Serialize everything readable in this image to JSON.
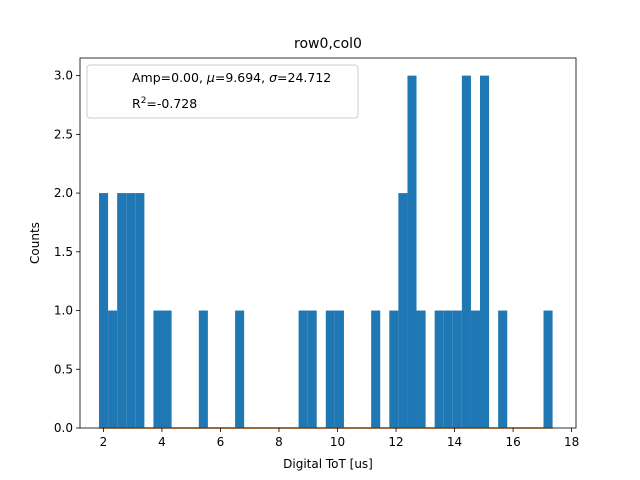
{
  "chart_data": {
    "type": "bar",
    "title": "row0,col0",
    "xlabel": "Digital ToT [us]",
    "ylabel": "Counts",
    "xlim": [
      1.2,
      18.15
    ],
    "ylim": [
      0,
      3.15
    ],
    "xticks": [
      2,
      4,
      6,
      8,
      10,
      12,
      14,
      16,
      18
    ],
    "yticks": [
      0.0,
      0.5,
      1.0,
      1.5,
      2.0,
      2.5,
      3.0
    ],
    "xtick_labels": [
      "2",
      "4",
      "6",
      "8",
      "10",
      "12",
      "14",
      "16",
      "18"
    ],
    "ytick_labels": [
      "0.0",
      "0.5",
      "1.0",
      "1.5",
      "2.0",
      "2.5",
      "3.0"
    ],
    "bin_width": 0.31,
    "bins": [
      {
        "x": 1.85,
        "count": 2
      },
      {
        "x": 2.16,
        "count": 1
      },
      {
        "x": 2.47,
        "count": 2
      },
      {
        "x": 2.78,
        "count": 2
      },
      {
        "x": 3.09,
        "count": 2
      },
      {
        "x": 3.71,
        "count": 1
      },
      {
        "x": 4.02,
        "count": 1
      },
      {
        "x": 5.26,
        "count": 1
      },
      {
        "x": 6.5,
        "count": 1
      },
      {
        "x": 8.67,
        "count": 1
      },
      {
        "x": 8.98,
        "count": 1
      },
      {
        "x": 9.6,
        "count": 1
      },
      {
        "x": 9.91,
        "count": 1
      },
      {
        "x": 11.15,
        "count": 1
      },
      {
        "x": 11.77,
        "count": 1
      },
      {
        "x": 12.08,
        "count": 2
      },
      {
        "x": 12.39,
        "count": 3
      },
      {
        "x": 12.7,
        "count": 1
      },
      {
        "x": 13.32,
        "count": 1
      },
      {
        "x": 13.63,
        "count": 1
      },
      {
        "x": 13.94,
        "count": 1
      },
      {
        "x": 14.25,
        "count": 3
      },
      {
        "x": 14.56,
        "count": 1
      },
      {
        "x": 14.87,
        "count": 3
      },
      {
        "x": 15.49,
        "count": 1
      },
      {
        "x": 17.04,
        "count": 1
      }
    ],
    "bar_color": "#1f77b4",
    "fit_line": {
      "color": "#ff7f0e",
      "x_range": [
        1.85,
        17.35
      ],
      "value": 0.0
    },
    "legend": {
      "placement": "upper-left",
      "line1_prefix": "Amp=0.00, ",
      "mu_symbol": "μ",
      "mu_text": "=9.694, ",
      "sigma_symbol": "σ",
      "sigma_text": "=24.712",
      "r_prefix": "R",
      "r_superscript": "2",
      "r_text": "=-0.728"
    },
    "grid": false
  }
}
++++++++
◆ **Short problem**:
Output the records above exactly; leave out the pictures.

◆ **The answer**:
Serialize everything readable in this image to JSON.
{
  "chart_data": {
    "type": "bar",
    "title": "row0,col0",
    "xlabel": "Digital ToT [us]",
    "ylabel": "Counts",
    "xlim": [
      1.2,
      18.15
    ],
    "ylim": [
      0,
      3.15
    ],
    "xticks": [
      2,
      4,
      6,
      8,
      10,
      12,
      14,
      16,
      18
    ],
    "yticks": [
      0.0,
      0.5,
      1.0,
      1.5,
      2.0,
      2.5,
      3.0
    ],
    "xtick_labels": [
      "2",
      "4",
      "6",
      "8",
      "10",
      "12",
      "14",
      "16",
      "18"
    ],
    "ytick_labels": [
      "0.0",
      "0.5",
      "1.0",
      "1.5",
      "2.0",
      "2.5",
      "3.0"
    ],
    "bin_width": 0.31,
    "bins": [
      {
        "x": 1.85,
        "count": 2
      },
      {
        "x": 2.16,
        "count": 1
      },
      {
        "x": 2.47,
        "count": 2
      },
      {
        "x": 2.78,
        "count": 2
      },
      {
        "x": 3.09,
        "count": 2
      },
      {
        "x": 3.71,
        "count": 1
      },
      {
        "x": 4.02,
        "count": 1
      },
      {
        "x": 5.26,
        "count": 1
      },
      {
        "x": 6.5,
        "count": 1
      },
      {
        "x": 8.67,
        "count": 1
      },
      {
        "x": 8.98,
        "count": 1
      },
      {
        "x": 9.6,
        "count": 1
      },
      {
        "x": 9.91,
        "count": 1
      },
      {
        "x": 11.15,
        "count": 1
      },
      {
        "x": 11.77,
        "count": 1
      },
      {
        "x": 12.08,
        "count": 2
      },
      {
        "x": 12.39,
        "count": 3
      },
      {
        "x": 12.7,
        "count": 1
      },
      {
        "x": 13.32,
        "count": 1
      },
      {
        "x": 13.63,
        "count": 1
      },
      {
        "x": 13.94,
        "count": 1
      },
      {
        "x": 14.25,
        "count": 3
      },
      {
        "x": 14.56,
        "count": 1
      },
      {
        "x": 14.87,
        "count": 3
      },
      {
        "x": 15.49,
        "count": 1
      },
      {
        "x": 17.04,
        "count": 1
      }
    ],
    "bar_color": "#1f77b4",
    "fit_line": {
      "color": "#ff7f0e",
      "x_range": [
        1.85,
        17.35
      ],
      "value": 0.0
    },
    "legend": {
      "placement": "upper-left",
      "line1_prefix": "Amp=0.00, ",
      "mu_symbol": "μ",
      "mu_text": "=9.694, ",
      "sigma_symbol": "σ",
      "sigma_text": "=24.712",
      "r_prefix": "R",
      "r_superscript": "2",
      "r_text": "=-0.728"
    },
    "grid": false
  }
}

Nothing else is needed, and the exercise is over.